# Objective
Identify the lines that contain the word "yield", then copy them.

———

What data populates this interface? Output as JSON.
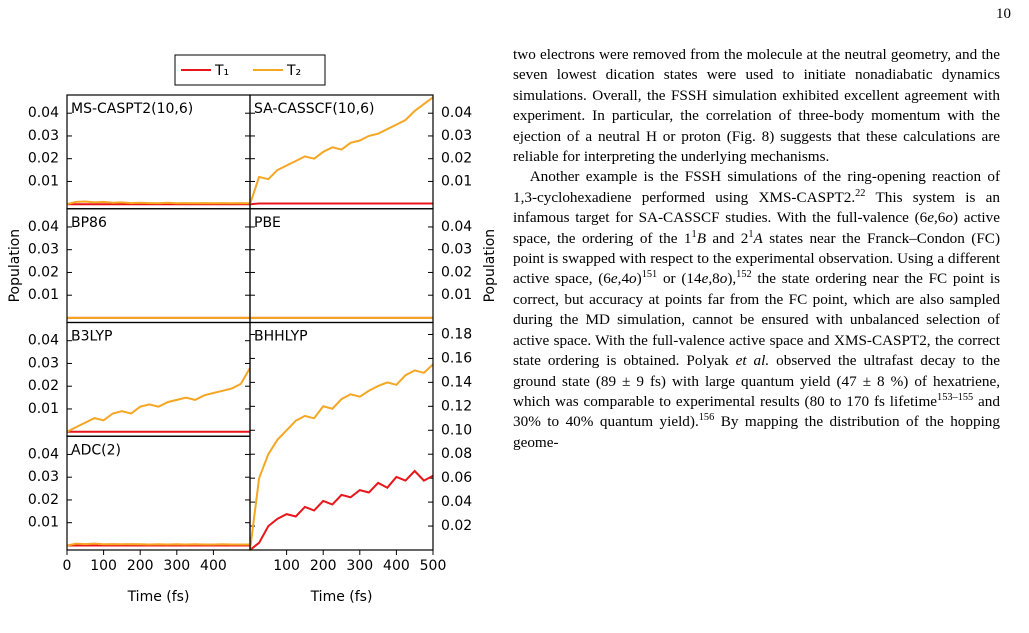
{
  "page_number": "10",
  "chart_data": [
    {
      "type": "line",
      "title": "MS-CASPT2(10,6)",
      "x": [
        0,
        25,
        50,
        75,
        100,
        125,
        150,
        175,
        200,
        225,
        250,
        275,
        300,
        325,
        350,
        375,
        400,
        425,
        450,
        475,
        500
      ],
      "series": [
        {
          "name": "T₁",
          "color": "#e8161b",
          "values": [
            0,
            0,
            0,
            0,
            0,
            0,
            0,
            0,
            0,
            0,
            0,
            0,
            0,
            0,
            0,
            0,
            0,
            0,
            0,
            0,
            0
          ]
        },
        {
          "name": "T₂",
          "color": "#f5a623",
          "values": [
            0,
            0.001,
            0.0012,
            0.0008,
            0.001,
            0.0006,
            0.0008,
            0.0005,
            0.0006,
            0.0005,
            0.0004,
            0.0006,
            0.0004,
            0.0005,
            0.0004,
            0.0005,
            0.0004,
            0.0005,
            0.0004,
            0.0005,
            0.0004
          ]
        }
      ],
      "xlim": [
        0,
        500
      ],
      "ylim": [
        -0.002,
        0.048
      ],
      "yticks": [
        0.01,
        0.02,
        0.03,
        0.04
      ]
    },
    {
      "type": "line",
      "title": "SA-CASSCF(10,6)",
      "x": [
        0,
        25,
        50,
        75,
        100,
        125,
        150,
        175,
        200,
        225,
        250,
        275,
        300,
        325,
        350,
        375,
        400,
        425,
        450,
        475,
        500
      ],
      "series": [
        {
          "name": "T₁",
          "color": "#e8161b",
          "values": [
            0,
            0.0003,
            0.0003,
            0.0003,
            0.0003,
            0.0003,
            0.0003,
            0.0003,
            0.0003,
            0.0003,
            0.0003,
            0.0003,
            0.0003,
            0.0003,
            0.0003,
            0.0003,
            0.0003,
            0.0003,
            0.0003,
            0.0003,
            0.0003
          ]
        },
        {
          "name": "T₂",
          "color": "#f5a623",
          "values": [
            0,
            0.012,
            0.011,
            0.015,
            0.017,
            0.019,
            0.021,
            0.02,
            0.023,
            0.025,
            0.024,
            0.027,
            0.028,
            0.03,
            0.031,
            0.033,
            0.035,
            0.037,
            0.041,
            0.044,
            0.047
          ]
        }
      ],
      "xlim": [
        0,
        500
      ],
      "ylim": [
        -0.002,
        0.048
      ],
      "yticks": [
        0.01,
        0.02,
        0.03,
        0.04
      ]
    },
    {
      "type": "line",
      "title": "BP86",
      "x": [
        0,
        25,
        50,
        75,
        100,
        125,
        150,
        175,
        200,
        225,
        250,
        275,
        300,
        325,
        350,
        375,
        400,
        425,
        450,
        475,
        500
      ],
      "series": [
        {
          "name": "T₁",
          "color": "#e8161b",
          "values": [
            0,
            0,
            0,
            0,
            0,
            0,
            0,
            0,
            0,
            0,
            0,
            0,
            0,
            0,
            0,
            0,
            0,
            0,
            0,
            0,
            0
          ]
        },
        {
          "name": "T₂",
          "color": "#f5a623",
          "values": [
            0,
            0,
            0,
            0,
            0,
            0,
            0,
            0,
            0,
            0,
            0,
            0,
            0,
            0,
            0,
            0,
            0,
            0,
            0,
            0,
            0
          ]
        }
      ],
      "xlim": [
        0,
        500
      ],
      "ylim": [
        -0.002,
        0.048
      ],
      "yticks": [
        0.01,
        0.02,
        0.03,
        0.04
      ],
      "ylabel": "Population"
    },
    {
      "type": "line",
      "title": "PBE",
      "x": [
        0,
        25,
        50,
        75,
        100,
        125,
        150,
        175,
        200,
        225,
        250,
        275,
        300,
        325,
        350,
        375,
        400,
        425,
        450,
        475,
        500
      ],
      "series": [
        {
          "name": "T₁",
          "color": "#e8161b",
          "values": [
            0,
            0,
            0,
            0,
            0,
            0,
            0,
            0,
            0,
            0,
            0,
            0,
            0,
            0,
            0,
            0,
            0,
            0,
            0,
            0,
            0
          ]
        },
        {
          "name": "T₂",
          "color": "#f5a623",
          "values": [
            0,
            0,
            0,
            0,
            0,
            0,
            0,
            0,
            0,
            0,
            0,
            0,
            0,
            0,
            0,
            0,
            0,
            0,
            0,
            0,
            0
          ]
        }
      ],
      "xlim": [
        0,
        500
      ],
      "ylim": [
        -0.002,
        0.048
      ],
      "yticks": [
        0.01,
        0.02,
        0.03,
        0.04
      ],
      "ylabel": "Population"
    },
    {
      "type": "line",
      "title": "B3LYP",
      "x": [
        0,
        25,
        50,
        75,
        100,
        125,
        150,
        175,
        200,
        225,
        250,
        275,
        300,
        325,
        350,
        375,
        400,
        425,
        450,
        475,
        500
      ],
      "series": [
        {
          "name": "T₁",
          "color": "#e8161b",
          "values": [
            0,
            0,
            0,
            0,
            0,
            0,
            0,
            0,
            0,
            0,
            0,
            0,
            0,
            0,
            0,
            0,
            0,
            0,
            0,
            0,
            0
          ]
        },
        {
          "name": "T₂",
          "color": "#f5a623",
          "values": [
            0,
            0.002,
            0.004,
            0.006,
            0.005,
            0.008,
            0.009,
            0.008,
            0.011,
            0.012,
            0.011,
            0.013,
            0.014,
            0.015,
            0.014,
            0.016,
            0.017,
            0.018,
            0.019,
            0.021,
            0.028
          ]
        }
      ],
      "xlim": [
        0,
        500
      ],
      "ylim": [
        -0.002,
        0.048
      ],
      "yticks": [
        0.01,
        0.02,
        0.03,
        0.04
      ]
    },
    {
      "type": "line",
      "title": "BHHLYP",
      "x": [
        0,
        25,
        50,
        75,
        100,
        125,
        150,
        175,
        200,
        225,
        250,
        275,
        300,
        325,
        350,
        375,
        400,
        425,
        450,
        475,
        500
      ],
      "series": [
        {
          "name": "T₁",
          "color": "#e8161b",
          "values": [
            0,
            0.006,
            0.02,
            0.026,
            0.03,
            0.028,
            0.036,
            0.033,
            0.041,
            0.038,
            0.046,
            0.044,
            0.05,
            0.048,
            0.056,
            0.052,
            0.061,
            0.058,
            0.066,
            0.058,
            0.062
          ]
        },
        {
          "name": "T₂",
          "color": "#f5a623",
          "values": [
            0,
            0.06,
            0.08,
            0.092,
            0.1,
            0.108,
            0.112,
            0.11,
            0.12,
            0.118,
            0.126,
            0.13,
            0.128,
            0.133,
            0.137,
            0.14,
            0.138,
            0.146,
            0.15,
            0.148,
            0.155
          ]
        }
      ],
      "xlim": [
        0,
        500
      ],
      "ylim": [
        0,
        0.19
      ],
      "yticks": [
        0.02,
        0.04,
        0.06,
        0.08,
        0.1,
        0.12,
        0.14,
        0.16,
        0.18
      ],
      "ytick_labels": [
        "0.02",
        "0.04",
        "0.06",
        "0.08",
        "0.10",
        "0.12",
        "0.14",
        "0.16",
        "0.18"
      ],
      "xticks": [
        100,
        200,
        300,
        400,
        500
      ],
      "xlabel": "Time (fs)"
    },
    {
      "type": "line",
      "title": "ADC(2)",
      "x": [
        0,
        25,
        50,
        75,
        100,
        125,
        150,
        175,
        200,
        225,
        250,
        275,
        300,
        325,
        350,
        375,
        400,
        425,
        450,
        475,
        500
      ],
      "series": [
        {
          "name": "T₁",
          "color": "#e8161b",
          "values": [
            0,
            0,
            0,
            0,
            0,
            0,
            0,
            0,
            0,
            0,
            0,
            0,
            0,
            0,
            0,
            0,
            0,
            0,
            0,
            0,
            0
          ]
        },
        {
          "name": "T₂",
          "color": "#f5a623",
          "values": [
            0,
            0.0008,
            0.0006,
            0.0008,
            0.0005,
            0.0006,
            0.0005,
            0.0006,
            0.0005,
            0.0004,
            0.0005,
            0.0004,
            0.0005,
            0.0004,
            0.0005,
            0.0004,
            0.0004,
            0.0005,
            0.0004,
            0.0004,
            0.0004
          ]
        }
      ],
      "xlim": [
        0,
        500
      ],
      "ylim": [
        -0.002,
        0.048
      ],
      "yticks": [
        0.01,
        0.02,
        0.03,
        0.04
      ],
      "xticks": [
        0,
        100,
        200,
        300,
        400
      ],
      "xlabel": "Time (fs)"
    }
  ],
  "body": {
    "paragraphs": [
      [
        {
          "t": "two electrons were removed from the molecule at the neutral geometry, and the seven lowest dication states were used to initiate nonadiabatic dynamics simulations. Overall, the FSSH simulation exhibited excellent agreement with experiment. In particular, the correlation of three-body momentum with the ejection of a neutral H or proton (Fig. 8) suggests that these calculations are reliable for interpreting the underlying mechanisms."
        }
      ],
      [
        {
          "t": "Another example is the FSSH simulations of the ring-opening reaction of 1,3-cyclohexadiene performed using XMS-CASPT2."
        },
        {
          "sup": "22"
        },
        {
          "t": " This system is an infamous target for SA-CASSCF studies. With the full-valence (6"
        },
        {
          "i": "e"
        },
        {
          "t": ",6"
        },
        {
          "i": "o"
        },
        {
          "t": ") active space, the ordering of the 1"
        },
        {
          "sup": "1"
        },
        {
          "i": "B"
        },
        {
          "t": " and 2"
        },
        {
          "sup": "1"
        },
        {
          "i": "A"
        },
        {
          "t": " states near the Franck–Condon (FC) point is swapped with respect to the experimental observation. Using a different active space, (6"
        },
        {
          "i": "e"
        },
        {
          "t": ",4"
        },
        {
          "i": "o"
        },
        {
          "t": ")"
        },
        {
          "sup": "151"
        },
        {
          "t": " or (14"
        },
        {
          "i": "e"
        },
        {
          "t": ",8"
        },
        {
          "i": "o"
        },
        {
          "t": "),"
        },
        {
          "sup": "152"
        },
        {
          "t": " the state ordering near the FC point is correct, but accuracy at points far from the FC point, which are also sampled during the MD simulation, cannot be ensured with unbalanced selection of active space. With the full-valence active space and XMS-CASPT2, the correct state ordering is obtained. Polyak "
        },
        {
          "i": "et al."
        },
        {
          "t": " observed the ultrafast decay to the ground state (89 ± 9 fs) with large quantum yield (47 ± 8 %) of hexatriene, which was comparable to experimental results (80 to 170 fs lifetime"
        },
        {
          "sup": "153–155"
        },
        {
          "t": " and 30% to 40% quantum yield)."
        },
        {
          "sup": "156"
        },
        {
          "t": " By mapping the distribution of the hopping geome-"
        }
      ]
    ]
  }
}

———

# Solved exercise
          "t": " observed the ultrafast decay to the ground state (89 ± 9 fs) with large quantum yield (47 ± 8 %) of hexatriene, which was comparable to experimental results (80 to 170 fs lifetime"
          "t": " and 30% to 40% quantum yield)."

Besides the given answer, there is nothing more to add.